--- Begin DATASET CONTENT ---

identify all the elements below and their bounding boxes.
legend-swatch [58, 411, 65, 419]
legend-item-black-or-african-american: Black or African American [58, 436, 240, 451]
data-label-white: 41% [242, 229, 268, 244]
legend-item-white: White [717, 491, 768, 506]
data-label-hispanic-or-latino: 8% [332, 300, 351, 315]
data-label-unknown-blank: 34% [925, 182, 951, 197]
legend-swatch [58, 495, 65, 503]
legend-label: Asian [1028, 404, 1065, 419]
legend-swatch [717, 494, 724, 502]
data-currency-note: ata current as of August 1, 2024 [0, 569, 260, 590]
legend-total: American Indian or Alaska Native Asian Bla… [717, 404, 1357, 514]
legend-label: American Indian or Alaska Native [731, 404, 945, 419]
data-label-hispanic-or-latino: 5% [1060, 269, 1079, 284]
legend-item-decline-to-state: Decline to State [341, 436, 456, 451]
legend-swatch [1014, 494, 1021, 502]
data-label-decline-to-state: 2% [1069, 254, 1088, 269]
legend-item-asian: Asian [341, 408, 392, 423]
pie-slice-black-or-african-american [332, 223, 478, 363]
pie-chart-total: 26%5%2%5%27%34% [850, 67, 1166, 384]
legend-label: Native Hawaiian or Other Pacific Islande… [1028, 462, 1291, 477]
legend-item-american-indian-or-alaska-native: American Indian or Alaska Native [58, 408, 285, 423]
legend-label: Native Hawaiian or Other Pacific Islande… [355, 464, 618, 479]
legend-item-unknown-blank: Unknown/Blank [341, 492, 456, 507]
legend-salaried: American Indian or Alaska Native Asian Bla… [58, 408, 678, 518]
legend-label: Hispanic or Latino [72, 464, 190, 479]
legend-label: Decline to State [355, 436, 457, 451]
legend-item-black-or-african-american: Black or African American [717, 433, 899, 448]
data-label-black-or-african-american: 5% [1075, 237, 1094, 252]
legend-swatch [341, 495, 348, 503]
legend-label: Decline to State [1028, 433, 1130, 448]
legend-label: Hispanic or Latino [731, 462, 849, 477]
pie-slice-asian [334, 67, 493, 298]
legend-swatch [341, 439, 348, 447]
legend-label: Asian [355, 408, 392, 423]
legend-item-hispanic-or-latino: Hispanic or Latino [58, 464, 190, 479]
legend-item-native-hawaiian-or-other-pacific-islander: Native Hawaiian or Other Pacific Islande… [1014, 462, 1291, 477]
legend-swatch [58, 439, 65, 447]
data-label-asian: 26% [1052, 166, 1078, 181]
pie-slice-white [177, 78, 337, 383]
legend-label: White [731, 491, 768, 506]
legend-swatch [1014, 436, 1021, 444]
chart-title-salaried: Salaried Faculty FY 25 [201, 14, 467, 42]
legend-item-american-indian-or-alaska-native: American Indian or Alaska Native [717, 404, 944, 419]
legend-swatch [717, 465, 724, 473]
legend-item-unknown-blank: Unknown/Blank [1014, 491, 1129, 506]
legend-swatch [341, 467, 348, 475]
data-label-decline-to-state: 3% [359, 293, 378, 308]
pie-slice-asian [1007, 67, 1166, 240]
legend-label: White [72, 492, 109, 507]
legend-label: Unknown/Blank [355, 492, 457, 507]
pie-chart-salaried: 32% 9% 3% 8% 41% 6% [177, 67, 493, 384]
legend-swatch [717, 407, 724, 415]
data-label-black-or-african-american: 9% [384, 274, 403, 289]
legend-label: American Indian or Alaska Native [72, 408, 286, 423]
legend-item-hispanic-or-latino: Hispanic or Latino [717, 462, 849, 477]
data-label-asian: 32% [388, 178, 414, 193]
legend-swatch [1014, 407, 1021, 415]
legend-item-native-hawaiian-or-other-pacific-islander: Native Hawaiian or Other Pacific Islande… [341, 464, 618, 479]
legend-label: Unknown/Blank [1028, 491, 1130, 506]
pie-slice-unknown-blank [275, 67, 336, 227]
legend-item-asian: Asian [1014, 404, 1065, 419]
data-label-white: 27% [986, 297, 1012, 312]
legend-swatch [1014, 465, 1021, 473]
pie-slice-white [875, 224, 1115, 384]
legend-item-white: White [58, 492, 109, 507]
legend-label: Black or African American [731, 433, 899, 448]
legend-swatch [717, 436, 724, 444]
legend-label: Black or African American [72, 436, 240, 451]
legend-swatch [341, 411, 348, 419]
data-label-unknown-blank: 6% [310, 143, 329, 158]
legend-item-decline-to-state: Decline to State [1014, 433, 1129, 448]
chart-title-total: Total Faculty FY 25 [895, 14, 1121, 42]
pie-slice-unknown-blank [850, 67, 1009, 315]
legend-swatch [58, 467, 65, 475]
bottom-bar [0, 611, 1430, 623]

--- End DATASET CONTENT ---

OBJECTIVE –
Retype each of the entries above line by line, without changing a single character.

OUTPUT FOR THIS TASK –
identify all the elements below and their bounding boxes.
legend-swatch [58, 411, 65, 419]
legend-item-black-or-african-american: Black or African American [58, 436, 240, 451]
data-label-white: 41% [242, 229, 268, 244]
legend-item-white: White [717, 491, 768, 506]
data-label-hispanic-or-latino: 8% [332, 300, 351, 315]
data-label-unknown-blank: 34% [925, 182, 951, 197]
legend-swatch [58, 495, 65, 503]
legend-label: Asian [1028, 404, 1065, 419]
legend-swatch [717, 494, 724, 502]
data-currency-note: ata current as of August 1, 2024 [0, 569, 260, 590]
legend-total: American Indian or Alaska Native Asian Bla… [717, 404, 1357, 514]
legend-label: American Indian or Alaska Native [731, 404, 945, 419]
data-label-hispanic-or-latino: 5% [1060, 269, 1079, 284]
legend-item-decline-to-state: Decline to State [341, 436, 456, 451]
legend-swatch [1014, 494, 1021, 502]
data-label-decline-to-state: 2% [1069, 254, 1088, 269]
legend-item-asian: Asian [341, 408, 392, 423]
pie-slice-black-or-african-american [332, 223, 478, 363]
pie-chart-total: 26%5%2%5%27%34% [850, 67, 1166, 384]
legend-label: Native Hawaiian or Other Pacific Islande… [1028, 462, 1291, 477]
legend-item-american-indian-or-alaska-native: American Indian or Alaska Native [58, 408, 285, 423]
legend-label: Native Hawaiian or Other Pacific Islande… [355, 464, 618, 479]
legend-item-unknown-blank: Unknown/Blank [341, 492, 456, 507]
legend-salaried: American Indian or Alaska Native Asian Bla… [58, 408, 678, 518]
legend-label: Hispanic or Latino [72, 464, 190, 479]
legend-label: Decline to State [355, 436, 457, 451]
legend-item-black-or-african-american: Black or African American [717, 433, 899, 448]
data-label-black-or-african-american: 5% [1075, 237, 1094, 252]
legend-swatch [341, 495, 348, 503]
legend-label: Decline to State [1028, 433, 1130, 448]
legend-label: Hispanic or Latino [731, 462, 849, 477]
pie-slice-asian [334, 67, 493, 298]
legend-swatch [341, 439, 348, 447]
legend-label: Asian [355, 408, 392, 423]
legend-item-hispanic-or-latino: Hispanic or Latino [58, 464, 190, 479]
legend-item-native-hawaiian-or-other-pacific-islander: Native Hawaiian or Other Pacific Islande… [1014, 462, 1291, 477]
legend-swatch [58, 439, 65, 447]
data-label-asian: 26% [1052, 166, 1078, 181]
pie-slice-white [177, 78, 337, 383]
legend-label: White [731, 491, 768, 506]
legend-swatch [1014, 436, 1021, 444]
chart-title-salaried: Salaried Faculty FY 25 [201, 14, 467, 42]
legend-item-american-indian-or-alaska-native: American Indian or Alaska Native [717, 404, 944, 419]
legend-swatch [717, 465, 724, 473]
legend-item-unknown-blank: Unknown/Blank [1014, 491, 1129, 506]
legend-swatch [341, 467, 348, 475]
data-label-decline-to-state: 3% [359, 293, 378, 308]
pie-slice-asian [1007, 67, 1166, 240]
legend-label: White [72, 492, 109, 507]
legend-label: Unknown/Blank [355, 492, 457, 507]
pie-chart-salaried: 32% 9% 3% 8% 41% 6% [177, 67, 493, 384]
legend-swatch [717, 407, 724, 415]
data-label-black-or-african-american: 9% [384, 274, 403, 289]
legend-label: American Indian or Alaska Native [72, 408, 286, 423]
legend-item-hispanic-or-latino: Hispanic or Latino [717, 462, 849, 477]
data-label-asian: 32% [388, 178, 414, 193]
legend-swatch [1014, 407, 1021, 415]
legend-item-native-hawaiian-or-other-pacific-islander: Native Hawaiian or Other Pacific Islande… [341, 464, 618, 479]
legend-label: Unknown/Blank [1028, 491, 1130, 506]
pie-slice-unknown-blank [275, 67, 336, 227]
legend-item-asian: Asian [1014, 404, 1065, 419]
data-label-white: 27% [986, 297, 1012, 312]
legend-swatch [1014, 465, 1021, 473]
pie-slice-white [875, 224, 1115, 384]
legend-item-white: White [58, 492, 109, 507]
legend-label: Black or African American [731, 433, 899, 448]
legend-swatch [717, 436, 724, 444]
legend-label: Black or African American [72, 436, 240, 451]
legend-swatch [341, 411, 348, 419]
data-label-unknown-blank: 6% [310, 143, 329, 158]
legend-item-decline-to-state: Decline to State [1014, 433, 1129, 448]
chart-title-total: Total Faculty FY 25 [895, 14, 1121, 42]
pie-slice-unknown-blank [850, 67, 1009, 315]
legend-swatch [58, 467, 65, 475]
bottom-bar [0, 611, 1430, 623]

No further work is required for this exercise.